* GIVEN REQUEST
Filter the lines below down to those that contain the word "series", and copy each of them unchanged.

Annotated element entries
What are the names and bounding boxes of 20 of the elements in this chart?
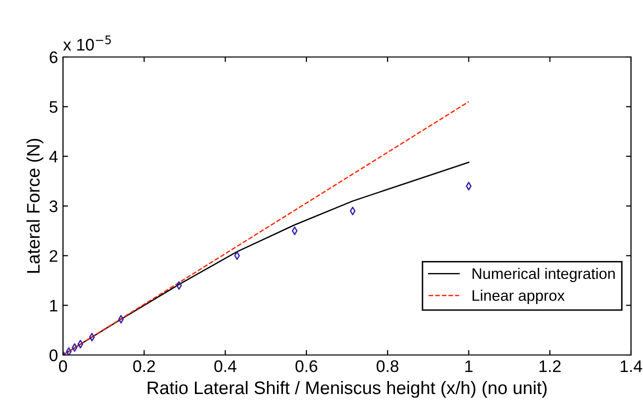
y-tick-label: 3: [50, 200, 58, 212]
y-tick-label: 0: [50, 349, 58, 362]
y-tick-label: 2: [50, 250, 58, 262]
legend-label: Linear approx: [472, 290, 565, 304]
y-tick-label: 4: [49, 150, 58, 162]
x-axis-title: Ratio Lateral Shift / Meniscus height (x/h) (no unit): [148, 380, 547, 398]
legend-label: Numerical integration: [472, 268, 615, 282]
y-axis-title: Lateral Force (N): [26, 138, 44, 273]
x-tick-label: 1.4: [620, 360, 642, 372]
x-tick-label: 1: [465, 360, 473, 372]
x-tick-label: 1.2: [540, 360, 561, 372]
y-tick-label: 6: [50, 51, 58, 64]
y-tick-label: 1: [50, 300, 58, 312]
x-tick-label: 0.6: [295, 360, 318, 372]
x-tick-label: 0.4: [214, 360, 236, 372]
x-tick-label: 0: [59, 360, 67, 372]
x-tick-label: 0.2: [133, 360, 155, 372]
text: x 10$^{−5}$: [63, 36, 111, 51]
x-tick-label: 0.8: [376, 360, 398, 372]
y-tick-label: 5: [50, 101, 58, 113]
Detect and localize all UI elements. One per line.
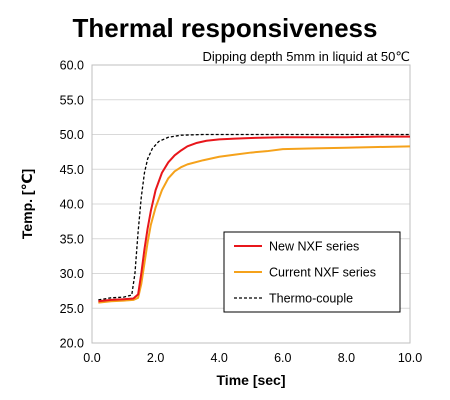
chart-subtitle: Dipping depth 5mm in liquid at 50℃ <box>202 49 410 64</box>
y-tick-label: 35.0 <box>60 232 84 246</box>
series-lines <box>98 133 411 304</box>
y-tick-label: 45.0 <box>60 163 84 177</box>
series-line-0 <box>98 135 410 303</box>
legend: New NXF series Current NXF series Thermo-c… <box>223 231 401 313</box>
legend-label: New NXF series <box>269 240 359 254</box>
y-tick-label: 60.0 <box>60 59 84 73</box>
legend-label: Thermo-couple <box>269 292 353 306</box>
y-tick-label: 20.0 <box>60 337 84 351</box>
y-axis-ticks: 20.0 25.0 30.0 35.0 40.0 45.0 50.0 55.0 60.0 <box>60 59 84 351</box>
x-axis-ticks: 0.0 2.0 4.0 6.0 8.0 10.0 <box>83 351 422 365</box>
y-tick-label: 55.0 <box>60 93 84 107</box>
x-tick-label: 10.0 <box>398 351 422 365</box>
y-tick-label: 25.0 <box>60 302 84 316</box>
y-axis-label: Temp. [℃] <box>19 169 35 239</box>
x-tick-label: 6.0 <box>274 351 291 365</box>
legend-label: Current NXF series <box>269 266 376 280</box>
series-line-1 <box>98 145 411 304</box>
x-tick-label: 4.0 <box>211 351 228 365</box>
series-line-2 <box>98 133 410 301</box>
plot-area <box>91 64 411 344</box>
y-tick-label: 40.0 <box>60 198 84 212</box>
x-tick-label: 0.0 <box>83 351 100 365</box>
y-tick-label: 30.0 <box>60 267 84 281</box>
x-axis-label: Time [sec] <box>217 372 286 388</box>
y-tick-label: 50.0 <box>60 128 84 142</box>
x-tick-label: 2.0 <box>147 351 164 365</box>
x-tick-label: 8.0 <box>338 351 355 365</box>
chart-title: Thermal responsiveness <box>73 13 378 43</box>
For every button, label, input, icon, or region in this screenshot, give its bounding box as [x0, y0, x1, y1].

* RESULT OF THIS EXERCISE
series-lines <box>98 133 411 304</box>
series-line-0 <box>98 135 410 303</box>
legend: New NXF series Current NXF series Thermo-c… <box>223 231 401 313</box>
legend-label: New NXF series <box>269 240 359 254</box>
legend-label: Current NXF series <box>269 266 376 280</box>
series-line-1 <box>98 145 411 304</box>
series-line-2 <box>98 133 410 301</box>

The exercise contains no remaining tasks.